## BEGIN

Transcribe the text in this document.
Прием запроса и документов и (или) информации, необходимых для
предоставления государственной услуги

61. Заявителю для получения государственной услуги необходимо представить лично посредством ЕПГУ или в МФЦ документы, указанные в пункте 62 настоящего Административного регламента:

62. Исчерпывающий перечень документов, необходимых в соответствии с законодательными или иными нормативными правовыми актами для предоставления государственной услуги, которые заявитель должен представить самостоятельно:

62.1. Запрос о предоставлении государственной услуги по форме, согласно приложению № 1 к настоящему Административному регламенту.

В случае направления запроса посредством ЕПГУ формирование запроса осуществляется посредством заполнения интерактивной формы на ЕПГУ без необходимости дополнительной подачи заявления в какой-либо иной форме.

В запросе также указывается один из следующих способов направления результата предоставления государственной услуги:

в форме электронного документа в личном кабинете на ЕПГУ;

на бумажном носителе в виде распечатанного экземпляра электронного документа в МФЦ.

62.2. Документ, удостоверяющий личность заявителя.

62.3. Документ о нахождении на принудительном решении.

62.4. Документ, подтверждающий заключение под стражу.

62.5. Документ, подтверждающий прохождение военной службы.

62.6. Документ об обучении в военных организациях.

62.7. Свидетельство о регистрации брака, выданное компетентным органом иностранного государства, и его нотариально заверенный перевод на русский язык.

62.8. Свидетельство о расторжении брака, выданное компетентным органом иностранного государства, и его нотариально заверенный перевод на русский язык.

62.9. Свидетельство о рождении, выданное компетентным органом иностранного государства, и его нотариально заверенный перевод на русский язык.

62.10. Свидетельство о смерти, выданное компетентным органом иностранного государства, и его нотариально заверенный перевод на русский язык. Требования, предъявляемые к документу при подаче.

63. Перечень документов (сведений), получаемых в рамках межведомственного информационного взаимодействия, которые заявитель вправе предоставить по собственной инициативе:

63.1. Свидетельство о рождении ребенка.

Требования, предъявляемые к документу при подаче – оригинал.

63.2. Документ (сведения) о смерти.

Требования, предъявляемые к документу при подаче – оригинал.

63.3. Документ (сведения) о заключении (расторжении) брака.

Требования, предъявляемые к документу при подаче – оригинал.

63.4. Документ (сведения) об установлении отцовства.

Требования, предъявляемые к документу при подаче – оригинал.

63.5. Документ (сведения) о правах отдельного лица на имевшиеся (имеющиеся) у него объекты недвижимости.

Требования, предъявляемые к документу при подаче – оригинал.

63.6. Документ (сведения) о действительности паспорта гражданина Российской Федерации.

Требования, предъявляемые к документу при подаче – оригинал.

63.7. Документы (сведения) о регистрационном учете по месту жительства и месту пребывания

## END

● What you are asked to do: Your task is to output the full set of records exactly as presented.

● The solution:
Transcribe the text in this document.
Прием запроса и документов и (или) информации, необходимых для
предоставления государственной услуги

61. Заявителю для получения государственной услуги необходимо представить лично посредством ЕПГУ или в МФЦ документы, указанные в пункте 62 настоящего Административного регламента:

62. Исчерпывающий перечень документов, необходимых в соответствии с законодательными или иными нормативными правовыми актами для предоставления государственной услуги, которые заявитель должен представить самостоятельно:

62.1. Запрос о предоставлении государственной услуги по форме, согласно приложению № 1 к настоящему Административному регламенту.

В случае направления запроса посредством ЕПГУ формирование запроса осуществляется посредством заполнения интерактивной формы на ЕПГУ без необходимости дополнительной подачи заявления в какой-либо иной форме.

В запросе также указывается один из следующих способов направления результата предоставления государственной услуги:

в форме электронного документа в личном кабинете на ЕПГУ;

на бумажном носителе в виде распечатанного экземпляра электронного документа в МФЦ.

62.2. Документ, удостоверяющий личность заявителя.

62.3. Документ о нахождении на принудительном решении.

62.4. Документ, подтверждающий заключение под стражу.

62.5. Документ, подтверждающий прохождение военной службы.

62.6. Документ об обучении в военных организациях.

62.7. Свидетельство о регистрации брака, выданное компетентным органом иностранного государства, и его нотариально заверенный перевод на русский язык.

62.8. Свидетельство о расторжении брака, выданное компетентным органом иностранного государства, и его нотариально заверенный перевод на русский язык.

62.9. Свидетельство о рождении, выданное компетентным органом иностранного государства, и его нотариально заверенный перевод на русский язык.

62.10. Свидетельство о смерти, выданное компетентным органом иностранного государства, и его нотариально заверенный перевод на русский язык. Требования, предъявляемые к документу при подаче.

63. Перечень документов (сведений), получаемых в рамках межведомственного информационного взаимодействия, которые заявитель вправе предоставить по собственной инициативе:

63.1. Свидетельство о рождении ребенка.

Требования, предъявляемые к документу при подаче – оригинал.

63.2. Документ (сведения) о смерти.

Требования, предъявляемые к документу при подаче – оригинал.

63.3. Документ (сведения) о заключении (расторжении) брака.

Требования, предъявляемые к документу при подаче – оригинал.

63.4. Документ (сведения) об установлении отцовства.

Требования, предъявляемые к документу при подаче – оригинал.

63.5. Документ (сведения) о правах отдельного лица на имевшиеся (имеющиеся) у него объекты недвижимости.

Требования, предъявляемые к документу при подаче – оригинал.

63.6. Документ (сведения) о действительности паспорта гражданина Российской Федерации.

Требования, предъявляемые к документу при подаче – оригинал.

63.7. Документы (сведения) о регистрационном учете по месту жительства и месту пребывания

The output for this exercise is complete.